### PROBLEM DETAILS
Write out each line of the material again, word for word.

### SOURCE RECORDS
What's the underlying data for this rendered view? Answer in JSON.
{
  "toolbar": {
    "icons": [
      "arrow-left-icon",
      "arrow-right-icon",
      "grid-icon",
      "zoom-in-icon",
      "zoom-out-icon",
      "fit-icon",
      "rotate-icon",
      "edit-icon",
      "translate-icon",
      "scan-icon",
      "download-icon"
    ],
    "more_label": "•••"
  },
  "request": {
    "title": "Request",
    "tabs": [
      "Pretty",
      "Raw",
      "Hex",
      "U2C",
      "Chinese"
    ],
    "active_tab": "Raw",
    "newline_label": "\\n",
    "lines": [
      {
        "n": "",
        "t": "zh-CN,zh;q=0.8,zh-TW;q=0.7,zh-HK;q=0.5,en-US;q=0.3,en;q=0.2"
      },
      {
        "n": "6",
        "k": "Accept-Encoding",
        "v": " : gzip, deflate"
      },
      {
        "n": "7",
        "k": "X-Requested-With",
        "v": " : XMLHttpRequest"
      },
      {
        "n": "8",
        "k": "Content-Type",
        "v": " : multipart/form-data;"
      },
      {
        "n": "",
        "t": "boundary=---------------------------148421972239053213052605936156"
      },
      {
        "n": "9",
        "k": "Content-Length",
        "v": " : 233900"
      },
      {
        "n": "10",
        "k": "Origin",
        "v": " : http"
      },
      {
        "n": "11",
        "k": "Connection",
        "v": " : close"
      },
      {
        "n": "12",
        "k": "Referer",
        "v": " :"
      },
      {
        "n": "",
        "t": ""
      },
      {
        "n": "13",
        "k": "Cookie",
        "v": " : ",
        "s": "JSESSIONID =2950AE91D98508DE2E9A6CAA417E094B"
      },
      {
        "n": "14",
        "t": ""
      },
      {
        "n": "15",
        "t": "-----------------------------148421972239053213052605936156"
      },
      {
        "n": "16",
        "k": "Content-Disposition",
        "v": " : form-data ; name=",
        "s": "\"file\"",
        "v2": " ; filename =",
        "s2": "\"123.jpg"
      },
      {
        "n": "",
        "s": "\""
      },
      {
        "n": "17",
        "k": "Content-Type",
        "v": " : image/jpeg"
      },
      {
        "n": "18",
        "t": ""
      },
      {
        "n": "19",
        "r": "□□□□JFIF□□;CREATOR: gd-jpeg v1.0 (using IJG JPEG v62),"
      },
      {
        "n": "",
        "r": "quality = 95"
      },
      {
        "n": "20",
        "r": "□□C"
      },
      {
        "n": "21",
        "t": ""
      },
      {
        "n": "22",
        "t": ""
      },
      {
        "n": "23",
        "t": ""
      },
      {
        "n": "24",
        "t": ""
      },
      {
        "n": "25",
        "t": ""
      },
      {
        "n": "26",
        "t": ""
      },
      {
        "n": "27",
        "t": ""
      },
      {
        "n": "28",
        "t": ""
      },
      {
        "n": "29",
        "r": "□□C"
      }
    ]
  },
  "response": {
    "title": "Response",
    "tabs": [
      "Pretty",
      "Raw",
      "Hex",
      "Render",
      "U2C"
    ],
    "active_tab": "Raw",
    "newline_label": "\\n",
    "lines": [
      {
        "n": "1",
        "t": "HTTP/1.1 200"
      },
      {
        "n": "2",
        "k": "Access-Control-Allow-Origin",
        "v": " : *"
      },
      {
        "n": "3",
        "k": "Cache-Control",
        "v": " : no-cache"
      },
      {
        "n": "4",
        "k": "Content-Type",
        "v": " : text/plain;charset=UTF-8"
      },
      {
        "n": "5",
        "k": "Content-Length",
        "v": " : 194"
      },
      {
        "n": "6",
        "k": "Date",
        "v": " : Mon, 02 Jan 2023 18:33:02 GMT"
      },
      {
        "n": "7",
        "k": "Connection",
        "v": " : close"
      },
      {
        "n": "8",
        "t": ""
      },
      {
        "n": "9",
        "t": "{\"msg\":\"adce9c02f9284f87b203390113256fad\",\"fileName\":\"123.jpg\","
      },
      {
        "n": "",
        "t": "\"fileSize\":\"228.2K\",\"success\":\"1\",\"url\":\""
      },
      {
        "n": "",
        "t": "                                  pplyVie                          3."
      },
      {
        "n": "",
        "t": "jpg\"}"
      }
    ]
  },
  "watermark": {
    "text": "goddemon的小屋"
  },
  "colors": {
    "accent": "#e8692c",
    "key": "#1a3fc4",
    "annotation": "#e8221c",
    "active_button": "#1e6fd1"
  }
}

### RESULT OF THIS EXERCISE
What's the underlying data for this rendered view? Answer in JSON.
{
  "toolbar": {
    "icons": [
      "arrow-left-icon",
      "arrow-right-icon",
      "grid-icon",
      "zoom-in-icon",
      "zoom-out-icon",
      "fit-icon",
      "rotate-icon",
      "edit-icon",
      "translate-icon",
      "scan-icon",
      "download-icon"
    ],
    "more_label": "•••"
  },
  "request": {
    "title": "Request",
    "tabs": [
      "Pretty",
      "Raw",
      "Hex",
      "U2C",
      "Chinese"
    ],
    "active_tab": "Raw",
    "newline_label": "\\n",
    "lines": [
      {
        "n": "",
        "t": "zh-CN,zh;q=0.8,zh-TW;q=0.7,zh-HK;q=0.5,en-US;q=0.3,en;q=0.2"
      },
      {
        "n": "6",
        "k": "Accept-Encoding",
        "v": " : gzip, deflate"
      },
      {
        "n": "7",
        "k": "X-Requested-With",
        "v": " : XMLHttpRequest"
      },
      {
        "n": "8",
        "k": "Content-Type",
        "v": " : multipart/form-data;"
      },
      {
        "n": "",
        "t": "boundary=---------------------------148421972239053213052605936156"
      },
      {
        "n": "9",
        "k": "Content-Length",
        "v": " : 233900"
      },
      {
        "n": "10",
        "k": "Origin",
        "v": " : http"
      },
      {
        "n": "11",
        "k": "Connection",
        "v": " : close"
      },
      {
        "n": "12",
        "k": "Referer",
        "v": " :"
      },
      {
        "n": "",
        "t": ""
      },
      {
        "n": "13",
        "k": "Cookie",
        "v": " : ",
        "s": "JSESSIONID =2950AE91D98508DE2E9A6CAA417E094B"
      },
      {
        "n": "14",
        "t": ""
      },
      {
        "n": "15",
        "t": "-----------------------------148421972239053213052605936156"
      },
      {
        "n": "16",
        "k": "Content-Disposition",
        "v": " : form-data ; name=",
        "s": "\"file\"",
        "v2": " ; filename =",
        "s2": "\"123.jpg"
      },
      {
        "n": "",
        "s": "\""
      },
      {
        "n": "17",
        "k": "Content-Type",
        "v": " : image/jpeg"
      },
      {
        "n": "18",
        "t": ""
      },
      {
        "n": "19",
        "r": "□□□□JFIF□□;CREATOR: gd-jpeg v1.0 (using IJG JPEG v62),"
      },
      {
        "n": "",
        "r": "quality = 95"
      },
      {
        "n": "20",
        "r": "□□C"
      },
      {
        "n": "21",
        "t": ""
      },
      {
        "n": "22",
        "t": ""
      },
      {
        "n": "23",
        "t": ""
      },
      {
        "n": "24",
        "t": ""
      },
      {
        "n": "25",
        "t": ""
      },
      {
        "n": "26",
        "t": ""
      },
      {
        "n": "27",
        "t": ""
      },
      {
        "n": "28",
        "t": ""
      },
      {
        "n": "29",
        "r": "□□C"
      }
    ]
  },
  "response": {
    "title": "Response",
    "tabs": [
      "Pretty",
      "Raw",
      "Hex",
      "Render",
      "U2C"
    ],
    "active_tab": "Raw",
    "newline_label": "\\n",
    "lines": [
      {
        "n": "1",
        "t": "HTTP/1.1 200"
      },
      {
        "n": "2",
        "k": "Access-Control-Allow-Origin",
        "v": " : *"
      },
      {
        "n": "3",
        "k": "Cache-Control",
        "v": " : no-cache"
      },
      {
        "n": "4",
        "k": "Content-Type",
        "v": " : text/plain;charset=UTF-8"
      },
      {
        "n": "5",
        "k": "Content-Length",
        "v": " : 194"
      },
      {
        "n": "6",
        "k": "Date",
        "v": " : Mon, 02 Jan 2023 18:33:02 GMT"
      },
      {
        "n": "7",
        "k": "Connection",
        "v": " : close"
      },
      {
        "n": "8",
        "t": ""
      },
      {
        "n": "9",
        "t": "{\"msg\":\"adce9c02f9284f87b203390113256fad\",\"fileName\":\"123.jpg\","
      },
      {
        "n": "",
        "t": "\"fileSize\":\"228.2K\",\"success\":\"1\",\"url\":\""
      },
      {
        "n": "",
        "t": "                                  pplyVie                          3."
      },
      {
        "n": "",
        "t": "jpg\"}"
      }
    ]
  },
  "watermark": {
    "text": "goddemon的小屋"
  },
  "colors": {
    "accent": "#e8692c",
    "key": "#1a3fc4",
    "annotation": "#e8221c",
    "active_button": "#1e6fd1"
  }
}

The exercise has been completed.